INSTRUCTION:
Look through the data below. Show each line where the string "type" occurs.
---+---
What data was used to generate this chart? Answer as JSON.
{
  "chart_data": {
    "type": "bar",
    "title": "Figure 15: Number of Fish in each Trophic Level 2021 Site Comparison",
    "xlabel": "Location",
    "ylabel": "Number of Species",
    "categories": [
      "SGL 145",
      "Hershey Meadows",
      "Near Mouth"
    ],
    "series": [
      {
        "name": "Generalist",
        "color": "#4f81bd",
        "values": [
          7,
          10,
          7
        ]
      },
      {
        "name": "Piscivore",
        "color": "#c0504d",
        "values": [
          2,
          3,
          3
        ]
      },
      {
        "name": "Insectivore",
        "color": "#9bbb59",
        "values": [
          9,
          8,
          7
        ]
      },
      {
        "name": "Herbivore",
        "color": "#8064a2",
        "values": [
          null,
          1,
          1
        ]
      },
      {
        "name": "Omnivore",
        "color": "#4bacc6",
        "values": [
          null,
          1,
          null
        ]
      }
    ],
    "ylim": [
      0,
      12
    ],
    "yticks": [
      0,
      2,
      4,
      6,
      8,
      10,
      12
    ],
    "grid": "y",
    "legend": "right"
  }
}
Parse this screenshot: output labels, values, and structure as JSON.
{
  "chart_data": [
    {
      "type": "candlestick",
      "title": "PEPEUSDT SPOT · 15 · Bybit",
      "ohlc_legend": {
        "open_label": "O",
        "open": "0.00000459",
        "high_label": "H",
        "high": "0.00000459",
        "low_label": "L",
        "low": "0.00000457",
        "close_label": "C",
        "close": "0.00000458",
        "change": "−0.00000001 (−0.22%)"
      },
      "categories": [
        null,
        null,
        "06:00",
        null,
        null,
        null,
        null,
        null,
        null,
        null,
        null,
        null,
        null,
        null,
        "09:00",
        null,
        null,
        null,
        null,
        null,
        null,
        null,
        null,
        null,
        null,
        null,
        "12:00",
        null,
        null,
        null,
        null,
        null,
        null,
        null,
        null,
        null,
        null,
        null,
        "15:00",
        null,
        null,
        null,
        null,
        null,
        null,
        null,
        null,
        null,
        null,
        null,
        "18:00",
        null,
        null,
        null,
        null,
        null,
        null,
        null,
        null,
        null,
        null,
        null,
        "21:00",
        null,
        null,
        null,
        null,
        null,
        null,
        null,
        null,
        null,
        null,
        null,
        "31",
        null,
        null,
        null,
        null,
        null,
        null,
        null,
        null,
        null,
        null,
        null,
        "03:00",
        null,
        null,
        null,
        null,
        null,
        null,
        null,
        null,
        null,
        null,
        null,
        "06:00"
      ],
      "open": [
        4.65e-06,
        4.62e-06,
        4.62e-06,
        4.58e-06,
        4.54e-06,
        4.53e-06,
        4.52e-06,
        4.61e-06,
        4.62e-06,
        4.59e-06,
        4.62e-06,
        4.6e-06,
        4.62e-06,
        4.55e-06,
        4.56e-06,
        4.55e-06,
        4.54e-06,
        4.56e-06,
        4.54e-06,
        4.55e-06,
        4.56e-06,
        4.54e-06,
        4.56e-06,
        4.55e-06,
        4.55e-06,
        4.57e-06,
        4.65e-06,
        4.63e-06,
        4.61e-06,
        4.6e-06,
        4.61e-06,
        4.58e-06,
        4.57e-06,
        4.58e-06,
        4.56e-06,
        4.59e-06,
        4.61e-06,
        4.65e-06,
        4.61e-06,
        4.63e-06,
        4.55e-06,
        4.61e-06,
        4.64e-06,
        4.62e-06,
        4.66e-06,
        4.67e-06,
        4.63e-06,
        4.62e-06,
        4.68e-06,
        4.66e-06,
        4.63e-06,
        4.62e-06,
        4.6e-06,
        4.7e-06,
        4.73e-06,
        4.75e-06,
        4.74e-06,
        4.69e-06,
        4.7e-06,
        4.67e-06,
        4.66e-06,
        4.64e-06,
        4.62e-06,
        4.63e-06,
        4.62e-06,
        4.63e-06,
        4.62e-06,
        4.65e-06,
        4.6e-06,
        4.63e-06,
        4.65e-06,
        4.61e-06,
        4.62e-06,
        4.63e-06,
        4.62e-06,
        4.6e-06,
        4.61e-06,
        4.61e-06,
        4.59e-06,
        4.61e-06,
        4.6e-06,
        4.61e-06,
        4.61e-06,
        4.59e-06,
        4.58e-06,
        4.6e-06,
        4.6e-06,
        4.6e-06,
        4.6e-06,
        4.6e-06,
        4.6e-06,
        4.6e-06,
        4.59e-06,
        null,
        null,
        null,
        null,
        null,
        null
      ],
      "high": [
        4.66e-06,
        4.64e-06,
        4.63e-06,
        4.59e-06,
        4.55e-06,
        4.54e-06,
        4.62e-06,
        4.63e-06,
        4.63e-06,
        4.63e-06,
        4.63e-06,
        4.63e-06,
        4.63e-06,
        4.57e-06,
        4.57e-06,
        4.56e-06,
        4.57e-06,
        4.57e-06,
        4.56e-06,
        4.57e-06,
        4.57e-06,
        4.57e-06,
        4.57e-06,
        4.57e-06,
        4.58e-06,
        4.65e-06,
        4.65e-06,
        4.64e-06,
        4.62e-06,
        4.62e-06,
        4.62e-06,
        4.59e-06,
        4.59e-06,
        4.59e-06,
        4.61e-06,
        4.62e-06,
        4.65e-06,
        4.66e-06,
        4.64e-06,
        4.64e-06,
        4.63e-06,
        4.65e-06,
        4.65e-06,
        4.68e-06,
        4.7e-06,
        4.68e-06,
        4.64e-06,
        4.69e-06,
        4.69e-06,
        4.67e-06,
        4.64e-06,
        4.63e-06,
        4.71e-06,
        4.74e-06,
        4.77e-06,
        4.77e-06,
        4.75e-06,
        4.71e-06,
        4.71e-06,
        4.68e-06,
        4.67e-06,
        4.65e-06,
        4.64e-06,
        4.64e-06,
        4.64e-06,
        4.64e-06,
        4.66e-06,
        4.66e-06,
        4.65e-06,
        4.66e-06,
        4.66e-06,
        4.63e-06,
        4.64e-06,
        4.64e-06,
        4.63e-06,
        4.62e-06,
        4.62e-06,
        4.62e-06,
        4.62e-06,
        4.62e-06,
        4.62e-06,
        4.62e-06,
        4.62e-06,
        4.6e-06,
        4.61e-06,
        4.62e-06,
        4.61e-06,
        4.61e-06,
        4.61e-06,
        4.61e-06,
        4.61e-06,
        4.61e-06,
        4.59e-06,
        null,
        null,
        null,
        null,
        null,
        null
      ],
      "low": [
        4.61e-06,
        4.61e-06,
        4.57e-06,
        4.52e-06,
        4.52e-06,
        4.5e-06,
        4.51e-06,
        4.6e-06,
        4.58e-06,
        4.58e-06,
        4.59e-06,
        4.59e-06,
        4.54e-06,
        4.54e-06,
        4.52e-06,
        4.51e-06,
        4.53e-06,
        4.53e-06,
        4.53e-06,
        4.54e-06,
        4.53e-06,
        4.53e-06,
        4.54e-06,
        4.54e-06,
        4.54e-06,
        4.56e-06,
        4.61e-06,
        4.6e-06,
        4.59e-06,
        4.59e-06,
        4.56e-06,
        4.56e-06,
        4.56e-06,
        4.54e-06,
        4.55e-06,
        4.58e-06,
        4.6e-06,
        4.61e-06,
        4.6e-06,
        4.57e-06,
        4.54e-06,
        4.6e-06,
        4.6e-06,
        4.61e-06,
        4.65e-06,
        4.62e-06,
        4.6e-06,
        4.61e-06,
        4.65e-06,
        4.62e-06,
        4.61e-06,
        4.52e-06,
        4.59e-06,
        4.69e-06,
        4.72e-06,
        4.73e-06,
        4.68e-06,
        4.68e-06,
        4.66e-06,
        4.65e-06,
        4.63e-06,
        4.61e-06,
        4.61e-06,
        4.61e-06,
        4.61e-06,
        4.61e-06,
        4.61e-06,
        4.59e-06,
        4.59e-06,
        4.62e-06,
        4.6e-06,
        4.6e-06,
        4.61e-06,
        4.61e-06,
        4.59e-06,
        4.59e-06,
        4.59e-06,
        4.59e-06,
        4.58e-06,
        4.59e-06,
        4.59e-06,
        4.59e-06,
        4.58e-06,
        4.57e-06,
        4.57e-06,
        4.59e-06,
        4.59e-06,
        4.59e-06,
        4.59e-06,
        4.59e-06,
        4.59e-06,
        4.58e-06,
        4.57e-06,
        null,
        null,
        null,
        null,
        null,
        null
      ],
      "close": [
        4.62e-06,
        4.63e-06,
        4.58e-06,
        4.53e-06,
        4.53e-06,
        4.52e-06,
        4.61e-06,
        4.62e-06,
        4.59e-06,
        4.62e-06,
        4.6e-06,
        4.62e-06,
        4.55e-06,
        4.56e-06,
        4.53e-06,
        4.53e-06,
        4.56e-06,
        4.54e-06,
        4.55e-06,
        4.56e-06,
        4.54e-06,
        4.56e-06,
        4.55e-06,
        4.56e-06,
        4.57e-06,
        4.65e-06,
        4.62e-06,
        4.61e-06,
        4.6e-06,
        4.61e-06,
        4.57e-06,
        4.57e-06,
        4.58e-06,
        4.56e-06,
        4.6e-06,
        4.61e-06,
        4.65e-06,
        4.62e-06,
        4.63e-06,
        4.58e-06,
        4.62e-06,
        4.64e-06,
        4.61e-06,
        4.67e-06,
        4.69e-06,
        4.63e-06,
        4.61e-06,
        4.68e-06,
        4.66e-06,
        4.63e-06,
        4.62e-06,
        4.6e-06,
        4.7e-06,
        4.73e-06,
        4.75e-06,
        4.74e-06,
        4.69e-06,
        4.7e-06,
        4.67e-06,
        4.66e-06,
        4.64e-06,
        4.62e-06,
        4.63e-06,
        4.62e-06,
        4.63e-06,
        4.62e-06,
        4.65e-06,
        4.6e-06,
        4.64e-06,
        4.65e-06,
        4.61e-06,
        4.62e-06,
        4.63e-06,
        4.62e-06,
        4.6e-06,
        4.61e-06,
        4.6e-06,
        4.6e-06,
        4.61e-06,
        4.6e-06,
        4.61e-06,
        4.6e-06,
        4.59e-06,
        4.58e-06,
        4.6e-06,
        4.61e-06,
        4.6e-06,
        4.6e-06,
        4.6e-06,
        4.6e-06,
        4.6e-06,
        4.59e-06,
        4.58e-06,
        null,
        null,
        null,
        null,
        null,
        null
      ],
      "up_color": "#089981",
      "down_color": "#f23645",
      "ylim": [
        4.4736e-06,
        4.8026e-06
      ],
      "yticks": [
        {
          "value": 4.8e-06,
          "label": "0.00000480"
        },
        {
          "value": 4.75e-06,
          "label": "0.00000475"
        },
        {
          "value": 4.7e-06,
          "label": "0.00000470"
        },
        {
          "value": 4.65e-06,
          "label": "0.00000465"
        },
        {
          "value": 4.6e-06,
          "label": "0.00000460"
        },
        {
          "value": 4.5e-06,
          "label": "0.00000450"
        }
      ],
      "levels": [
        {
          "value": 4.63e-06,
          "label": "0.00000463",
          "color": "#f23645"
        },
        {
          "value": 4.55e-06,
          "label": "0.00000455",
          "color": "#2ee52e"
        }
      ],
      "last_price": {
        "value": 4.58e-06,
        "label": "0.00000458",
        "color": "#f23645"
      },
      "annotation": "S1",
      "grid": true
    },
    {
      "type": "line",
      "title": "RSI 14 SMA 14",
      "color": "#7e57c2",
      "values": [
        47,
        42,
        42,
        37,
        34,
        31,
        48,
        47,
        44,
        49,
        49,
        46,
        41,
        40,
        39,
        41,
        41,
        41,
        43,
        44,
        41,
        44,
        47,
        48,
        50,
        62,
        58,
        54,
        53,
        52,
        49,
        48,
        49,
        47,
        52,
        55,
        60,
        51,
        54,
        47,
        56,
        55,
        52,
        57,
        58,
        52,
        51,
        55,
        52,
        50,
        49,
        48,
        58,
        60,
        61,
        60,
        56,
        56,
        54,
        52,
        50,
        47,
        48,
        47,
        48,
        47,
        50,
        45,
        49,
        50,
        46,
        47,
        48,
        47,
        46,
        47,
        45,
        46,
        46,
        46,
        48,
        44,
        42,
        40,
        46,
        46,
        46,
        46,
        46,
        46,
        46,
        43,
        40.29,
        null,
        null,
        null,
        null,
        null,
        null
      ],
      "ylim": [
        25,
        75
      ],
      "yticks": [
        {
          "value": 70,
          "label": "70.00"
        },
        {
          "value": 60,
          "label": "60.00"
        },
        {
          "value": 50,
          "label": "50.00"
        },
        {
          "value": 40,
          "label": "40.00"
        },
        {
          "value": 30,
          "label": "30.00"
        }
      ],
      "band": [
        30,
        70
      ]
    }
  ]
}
---+---
OUTPUT FOR THIS EXERCISE:
    "type": "bar",
      "type": "candlestick",
      "type": "line",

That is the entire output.